▶ Given records
'''
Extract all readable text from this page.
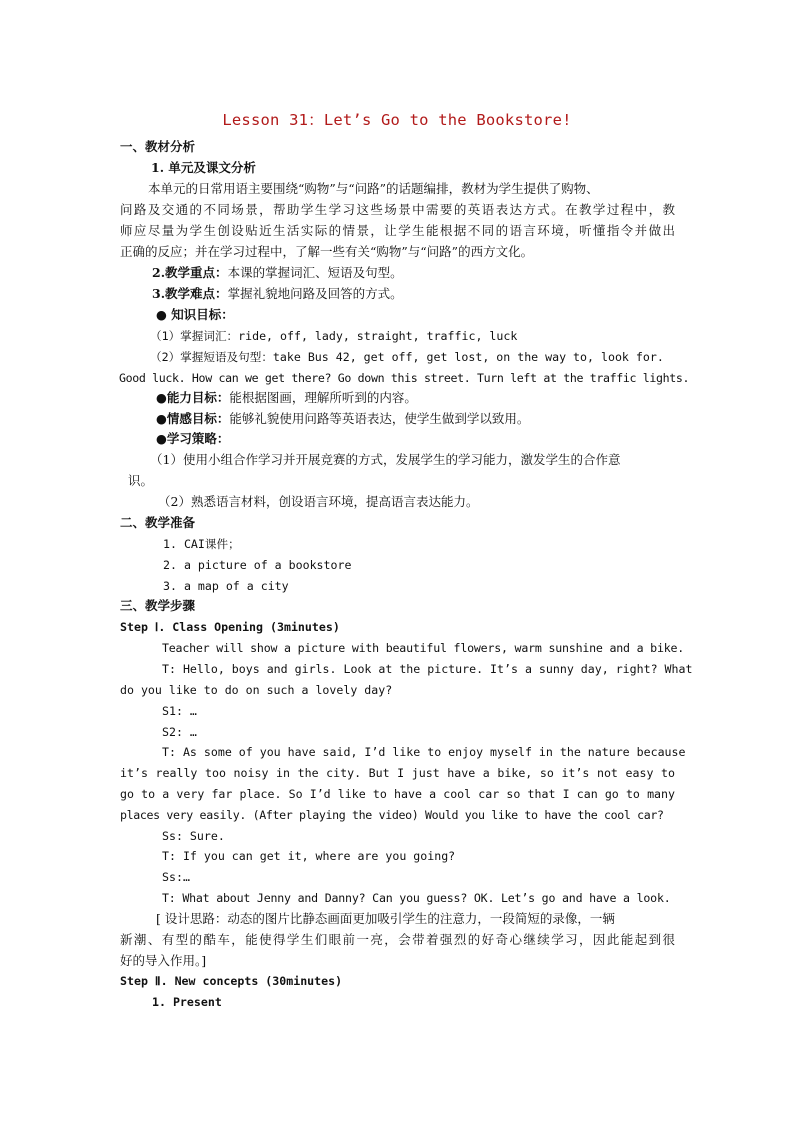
Lesson 31：Let’s Go to the Bookstore!
一、教材分析
1. 单元及课文分析
本单元的日常用语主要围绕“购物”与“问路”的话题编排，教材为学生提供了购物、
问路及交通的不同场景，帮助学生学习这些场景中需要的英语表达方式。在教学过程中，教
师应尽量为学生创设贴近生活实际的情景，让学生能根据不同的语言环境，听懂指令并做出
正确的反应；并在学习过程中，了解一些有关“购物”与“问路”的西方文化。
2.教学重点：本课的掌握词汇、短语及句型。
3.教学难点：掌握礼貌地问路及回答的方式。
● 知识目标：
（1）掌握词汇：ride, off, lady, straight, traffic, luck
（2）掌握短语及句型：take Bus 42, get off, get lost, on the way to, look for.
Good luck. How can we get there? Go down this street. Turn left at the traffic lights.
●能力目标：能根据图画，理解所听到的内容。
●情感目标：能够礼貌使用问路等英语表达，使学生做到学以致用。
●学习策略：
（1）使用小组合作学习并开展竞赛的方式，发展学生的学习能力，激发学生的合作意
识。
（2）熟悉语言材料，创设语言环境，提高语言表达能力。
二、教学准备
1. CAI课件；
2. a picture of a bookstore
3. a map of a city
三、教学步骤
Step Ⅰ. Class Opening (3minutes)
Teacher will show a picture with beautiful flowers, warm sunshine and a bike.
T: Hello, boys and girls. Look at the picture. It’s a sunny day, right? What
do you like to do on such a lovely day?
S1: …
S2: …
T: As some of you have said, I’d like to enjoy myself in the nature because
it’s really too noisy in the city. But I just have a bike, so it’s not easy to
go to a very far place. So I’d like to have a cool car so that I can go to many
places very easily. (After playing the video) Would you like to have the cool car?
Ss: Sure.
T: If you can get it, where are you going?
Ss:…
T: What about Jenny and Danny? Can you guess? OK. Let’s go and have a look.
[ 设计思路：动态的图片比静态画面更加吸引学生的注意力，一段简短的录像，一辆
新潮、有型的酷车，能使得学生们眼前一亮，会带着强烈的好奇心继续学习，因此能起到很
好的导入作用。]
Step Ⅱ. New concepts (30minutes)
1. Present
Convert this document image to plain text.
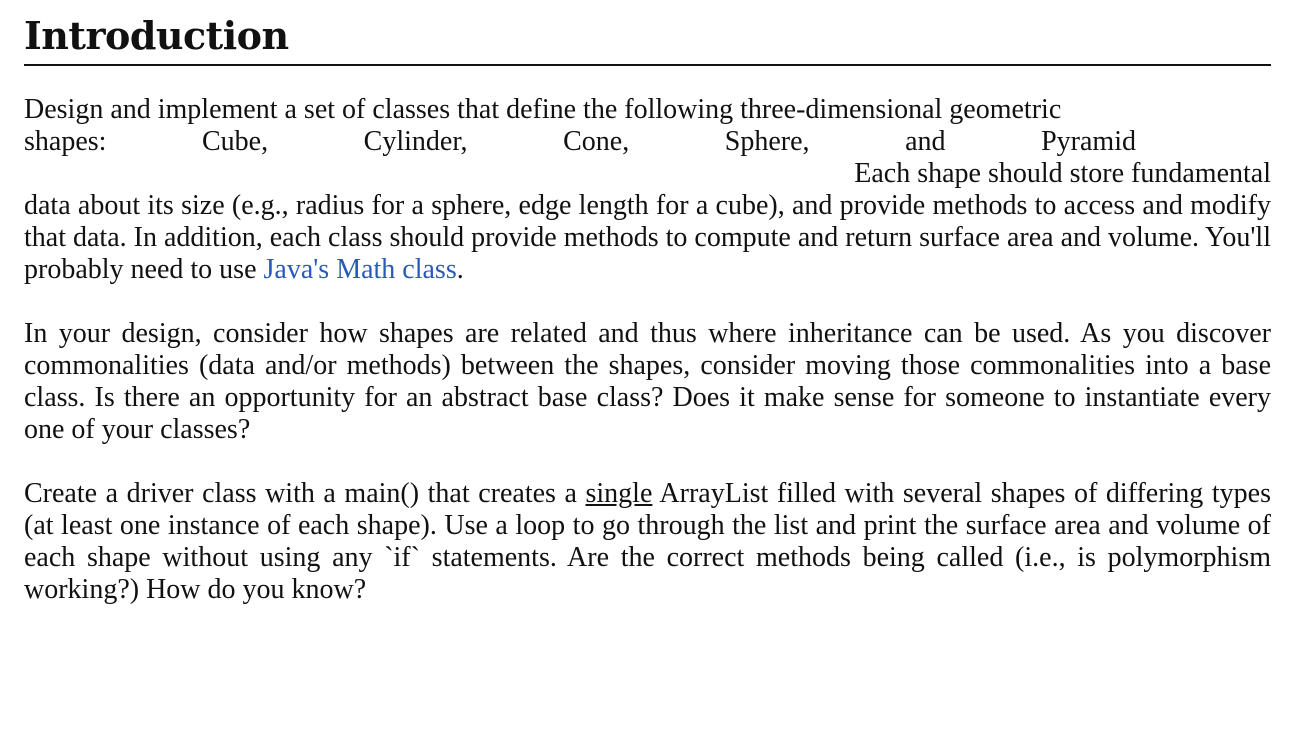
Introduction
Design and implement a set of classes that define the following three-dimensional geometric
shapes:	Cube,	Cylinder,	Cone,	Sphere,	and	Pyramid
Each shape should store fundamental
data about its size (e.g., radius for a sphere, edge length for a cube), and provide methods to access and modify that data. In addition, each class should provide methods to compute and return surface area and volume. You'll probably need to use Java's Math class.
In your design, consider how shapes are related and thus where inheritance can be used. As you discover commonalities (data and/or methods) between the shapes, consider moving those commonalities into a base class. Is there an opportunity for an abstract base class? Does it make sense for someone to instantiate every one of your classes?
Create a driver class with a main() that creates a single ArrayList filled with several shapes of differing types (at least one instance of each shape). Use a loop to go through the list and print the surface area and volume of each shape without using any `if` statements. Are the correct methods being called (i.e., is polymorphism working?) How do you know?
'''
▶ Set problem
Every entry above is to be set down exactly; the pictures are to be left out.

▶ The response
Extract all readable text from this page.
Lesson 31：Let’s Go to the Bookstore!
一、教材分析
1. 单元及课文分析
本单元的日常用语主要围绕“购物”与“问路”的话题编排，教材为学生提供了购物、
问路及交通的不同场景，帮助学生学习这些场景中需要的英语表达方式。在教学过程中，教
师应尽量为学生创设贴近生活实际的情景，让学生能根据不同的语言环境，听懂指令并做出
正确的反应；并在学习过程中，了解一些有关“购物”与“问路”的西方文化。
2.教学重点：本课的掌握词汇、短语及句型。
3.教学难点：掌握礼貌地问路及回答的方式。
● 知识目标：
（1）掌握词汇：ride, off, lady, straight, traffic, luck
（2）掌握短语及句型：take Bus 42, get off, get lost, on the way to, look for.
Good luck. How can we get there? Go down this street. Turn left at the traffic lights.
●能力目标：能根据图画，理解所听到的内容。
●情感目标：能够礼貌使用问路等英语表达，使学生做到学以致用。
●学习策略：
（1）使用小组合作学习并开展竞赛的方式，发展学生的学习能力，激发学生的合作意
识。
（2）熟悉语言材料，创设语言环境，提高语言表达能力。
二、教学准备
1. CAI课件；
2. a picture of a bookstore
3. a map of a city
三、教学步骤
Step Ⅰ. Class Opening (3minutes)
Teacher will show a picture with beautiful flowers, warm sunshine and a bike.
T: Hello, boys and girls. Look at the picture. It’s a sunny day, right? What
do you like to do on such a lovely day?
S1: …
S2: …
T: As some of you have said, I’d like to enjoy myself in the nature because
it’s really too noisy in the city. But I just have a bike, so it’s not easy to
go to a very far place. So I’d like to have a cool car so that I can go to many
places very easily. (After playing the video) Would you like to have the cool car?
Ss: Sure.
T: If you can get it, where are you going?
Ss:…
T: What about Jenny and Danny? Can you guess? OK. Let’s go and have a look.
[ 设计思路：动态的图片比静态画面更加吸引学生的注意力，一段简短的录像，一辆
新潮、有型的酷车，能使得学生们眼前一亮，会带着强烈的好奇心继续学习，因此能起到很
好的导入作用。]
Step Ⅱ. New concepts (30minutes)
1. Present
Convert this document image to plain text.
Introduction
Design and implement a set of classes that define the following three-dimensional geometric
shapes:	Cube,	Cylinder,	Cone,	Sphere,	and	Pyramid
Each shape should store fundamental
data about its size (e.g., radius for a sphere, edge length for a cube), and provide methods to access and modify that data. In addition, each class should provide methods to compute and return surface area and volume. You'll probably need to use Java's Math class.
In your design, consider how shapes are related and thus where inheritance can be used. As you discover commonalities (data and/or methods) between the shapes, consider moving those commonalities into a base class. Is there an opportunity for an abstract base class? Does it make sense for someone to instantiate every one of your classes?
Create a driver class with a main() that creates a single ArrayList filled with several shapes of differing types (at least one instance of each shape). Use a loop to go through the list and print the surface area and volume of each shape without using any `if` statements. Are the correct methods being called (i.e., is polymorphism working?) How do you know?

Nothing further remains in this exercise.